## AIM
Reproduce the entries word for word, and omit any picture you find in them.

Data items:

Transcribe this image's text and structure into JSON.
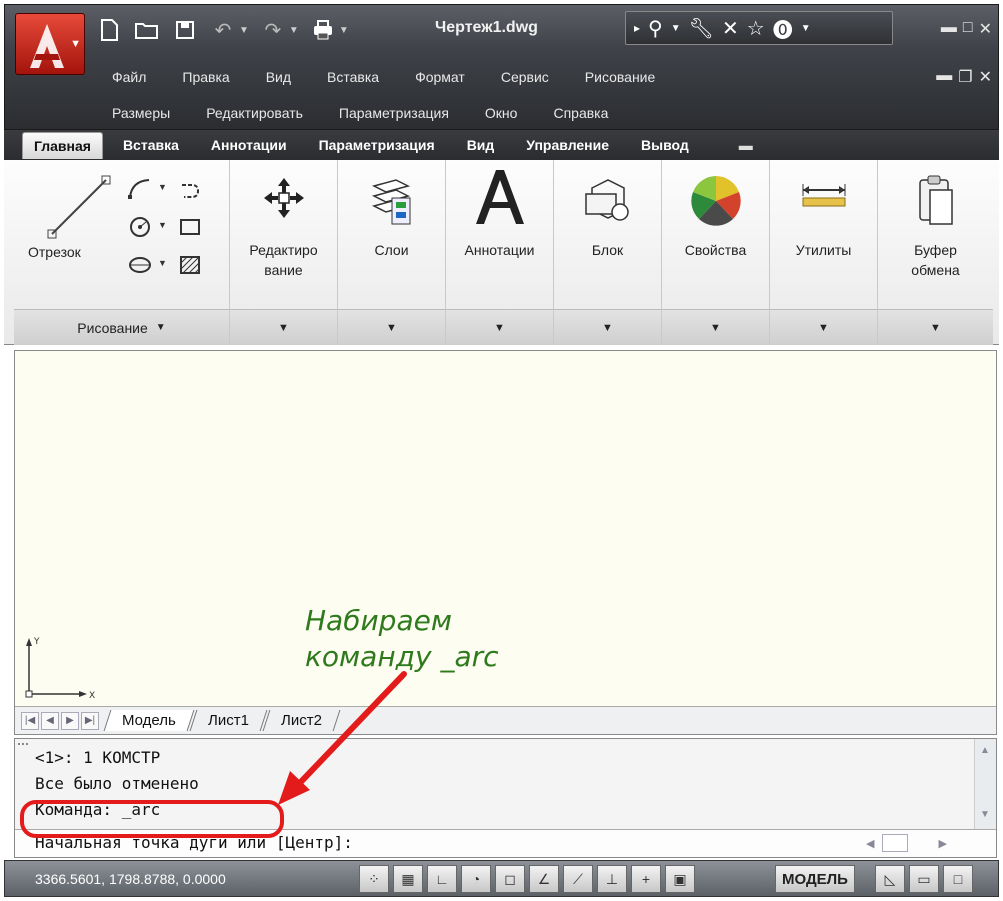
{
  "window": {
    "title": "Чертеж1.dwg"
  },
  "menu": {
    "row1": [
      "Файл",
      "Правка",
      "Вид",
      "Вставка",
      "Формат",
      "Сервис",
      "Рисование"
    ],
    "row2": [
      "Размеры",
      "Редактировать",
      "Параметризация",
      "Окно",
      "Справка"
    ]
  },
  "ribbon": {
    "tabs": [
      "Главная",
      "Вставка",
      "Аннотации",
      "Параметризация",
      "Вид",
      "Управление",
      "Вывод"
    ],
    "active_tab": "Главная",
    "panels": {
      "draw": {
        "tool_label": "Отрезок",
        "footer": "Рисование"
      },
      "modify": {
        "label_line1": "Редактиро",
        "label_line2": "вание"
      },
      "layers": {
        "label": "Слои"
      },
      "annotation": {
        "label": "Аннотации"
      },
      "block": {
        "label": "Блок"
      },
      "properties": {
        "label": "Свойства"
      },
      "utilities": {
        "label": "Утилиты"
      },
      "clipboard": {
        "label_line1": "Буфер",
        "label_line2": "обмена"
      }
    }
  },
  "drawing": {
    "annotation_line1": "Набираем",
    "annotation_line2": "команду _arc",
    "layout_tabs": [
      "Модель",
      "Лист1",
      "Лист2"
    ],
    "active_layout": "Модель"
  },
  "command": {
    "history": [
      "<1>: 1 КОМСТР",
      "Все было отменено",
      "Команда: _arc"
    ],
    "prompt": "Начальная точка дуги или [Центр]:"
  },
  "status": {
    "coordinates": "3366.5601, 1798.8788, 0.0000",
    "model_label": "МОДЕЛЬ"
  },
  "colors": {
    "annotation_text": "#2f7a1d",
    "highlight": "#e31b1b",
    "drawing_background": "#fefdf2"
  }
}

## EXPECTED ANSWER
Transcribe this image's text and structure into JSON.
{
  "window": {
    "title": "Чертеж1.dwg"
  },
  "menu": {
    "row1": [
      "Файл",
      "Правка",
      "Вид",
      "Вставка",
      "Формат",
      "Сервис",
      "Рисование"
    ],
    "row2": [
      "Размеры",
      "Редактировать",
      "Параметризация",
      "Окно",
      "Справка"
    ]
  },
  "ribbon": {
    "tabs": [
      "Главная",
      "Вставка",
      "Аннотации",
      "Параметризация",
      "Вид",
      "Управление",
      "Вывод"
    ],
    "active_tab": "Главная",
    "panels": {
      "draw": {
        "tool_label": "Отрезок",
        "footer": "Рисование"
      },
      "modify": {
        "label_line1": "Редактиро",
        "label_line2": "вание"
      },
      "layers": {
        "label": "Слои"
      },
      "annotation": {
        "label": "Аннотации"
      },
      "block": {
        "label": "Блок"
      },
      "properties": {
        "label": "Свойства"
      },
      "utilities": {
        "label": "Утилиты"
      },
      "clipboard": {
        "label_line1": "Буфер",
        "label_line2": "обмена"
      }
    }
  },
  "drawing": {
    "annotation_line1": "Набираем",
    "annotation_line2": "команду _arc",
    "layout_tabs": [
      "Модель",
      "Лист1",
      "Лист2"
    ],
    "active_layout": "Модель"
  },
  "command": {
    "history": [
      "<1>: 1 КОМСТР",
      "Все было отменено",
      "Команда: _arc"
    ],
    "prompt": "Начальная точка дуги или [Центр]:"
  },
  "status": {
    "coordinates": "3366.5601, 1798.8788, 0.0000",
    "model_label": "МОДЕЛЬ"
  },
  "colors": {
    "annotation_text": "#2f7a1d",
    "highlight": "#e31b1b",
    "drawing_background": "#fefdf2"
  }
}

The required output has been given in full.